The exercise
Copy out every line exactly as given.

[Data records]
— start —

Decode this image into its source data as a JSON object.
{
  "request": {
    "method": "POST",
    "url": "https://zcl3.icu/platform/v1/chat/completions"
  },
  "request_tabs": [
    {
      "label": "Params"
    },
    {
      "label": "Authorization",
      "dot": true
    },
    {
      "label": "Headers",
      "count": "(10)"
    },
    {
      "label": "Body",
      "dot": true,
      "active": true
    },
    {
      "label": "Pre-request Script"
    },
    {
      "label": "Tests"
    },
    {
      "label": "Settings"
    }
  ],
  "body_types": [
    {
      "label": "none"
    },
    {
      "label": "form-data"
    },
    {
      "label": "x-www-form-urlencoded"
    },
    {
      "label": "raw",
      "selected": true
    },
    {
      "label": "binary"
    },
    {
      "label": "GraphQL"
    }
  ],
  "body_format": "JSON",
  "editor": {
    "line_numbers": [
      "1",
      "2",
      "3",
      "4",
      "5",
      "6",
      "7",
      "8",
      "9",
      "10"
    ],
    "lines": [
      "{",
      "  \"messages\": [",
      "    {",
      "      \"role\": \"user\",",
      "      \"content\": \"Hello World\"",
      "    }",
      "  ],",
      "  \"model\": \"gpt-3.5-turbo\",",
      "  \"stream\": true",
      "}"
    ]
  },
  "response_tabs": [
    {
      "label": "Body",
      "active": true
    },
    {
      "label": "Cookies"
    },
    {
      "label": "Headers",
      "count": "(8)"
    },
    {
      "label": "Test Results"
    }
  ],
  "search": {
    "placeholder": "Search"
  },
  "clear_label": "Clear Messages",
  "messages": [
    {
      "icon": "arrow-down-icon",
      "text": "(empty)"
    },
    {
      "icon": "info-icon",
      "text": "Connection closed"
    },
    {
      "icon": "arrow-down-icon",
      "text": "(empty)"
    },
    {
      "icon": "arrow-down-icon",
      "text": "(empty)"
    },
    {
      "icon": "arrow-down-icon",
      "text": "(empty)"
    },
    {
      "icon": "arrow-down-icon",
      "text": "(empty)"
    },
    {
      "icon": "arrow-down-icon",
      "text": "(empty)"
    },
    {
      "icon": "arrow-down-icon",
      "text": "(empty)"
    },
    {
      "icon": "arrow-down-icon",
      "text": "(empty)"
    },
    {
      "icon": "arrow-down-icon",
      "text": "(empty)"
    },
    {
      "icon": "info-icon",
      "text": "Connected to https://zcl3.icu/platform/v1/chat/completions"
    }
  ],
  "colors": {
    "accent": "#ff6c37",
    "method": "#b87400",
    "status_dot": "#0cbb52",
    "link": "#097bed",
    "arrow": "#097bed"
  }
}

— end —

Reply
Decode this image into its source data as a JSON object.
{
  "request": {
    "method": "POST",
    "url": "https://zcl3.icu/platform/v1/chat/completions"
  },
  "request_tabs": [
    {
      "label": "Params"
    },
    {
      "label": "Authorization",
      "dot": true
    },
    {
      "label": "Headers",
      "count": "(10)"
    },
    {
      "label": "Body",
      "dot": true,
      "active": true
    },
    {
      "label": "Pre-request Script"
    },
    {
      "label": "Tests"
    },
    {
      "label": "Settings"
    }
  ],
  "body_types": [
    {
      "label": "none"
    },
    {
      "label": "form-data"
    },
    {
      "label": "x-www-form-urlencoded"
    },
    {
      "label": "raw",
      "selected": true
    },
    {
      "label": "binary"
    },
    {
      "label": "GraphQL"
    }
  ],
  "body_format": "JSON",
  "editor": {
    "line_numbers": [
      "1",
      "2",
      "3",
      "4",
      "5",
      "6",
      "7",
      "8",
      "9",
      "10"
    ],
    "lines": [
      "{",
      "  \"messages\": [",
      "    {",
      "      \"role\": \"user\",",
      "      \"content\": \"Hello World\"",
      "    }",
      "  ],",
      "  \"model\": \"gpt-3.5-turbo\",",
      "  \"stream\": true",
      "}"
    ]
  },
  "response_tabs": [
    {
      "label": "Body",
      "active": true
    },
    {
      "label": "Cookies"
    },
    {
      "label": "Headers",
      "count": "(8)"
    },
    {
      "label": "Test Results"
    }
  ],
  "search": {
    "placeholder": "Search"
  },
  "clear_label": "Clear Messages",
  "messages": [
    {
      "icon": "arrow-down-icon",
      "text": "(empty)"
    },
    {
      "icon": "info-icon",
      "text": "Connection closed"
    },
    {
      "icon": "arrow-down-icon",
      "text": "(empty)"
    },
    {
      "icon": "arrow-down-icon",
      "text": "(empty)"
    },
    {
      "icon": "arrow-down-icon",
      "text": "(empty)"
    },
    {
      "icon": "arrow-down-icon",
      "text": "(empty)"
    },
    {
      "icon": "arrow-down-icon",
      "text": "(empty)"
    },
    {
      "icon": "arrow-down-icon",
      "text": "(empty)"
    },
    {
      "icon": "arrow-down-icon",
      "text": "(empty)"
    },
    {
      "icon": "arrow-down-icon",
      "text": "(empty)"
    },
    {
      "icon": "info-icon",
      "text": "Connected to https://zcl3.icu/platform/v1/chat/completions"
    }
  ],
  "colors": {
    "accent": "#ff6c37",
    "method": "#b87400",
    "status_dot": "#0cbb52",
    "link": "#097bed",
    "arrow": "#097bed"
  }
}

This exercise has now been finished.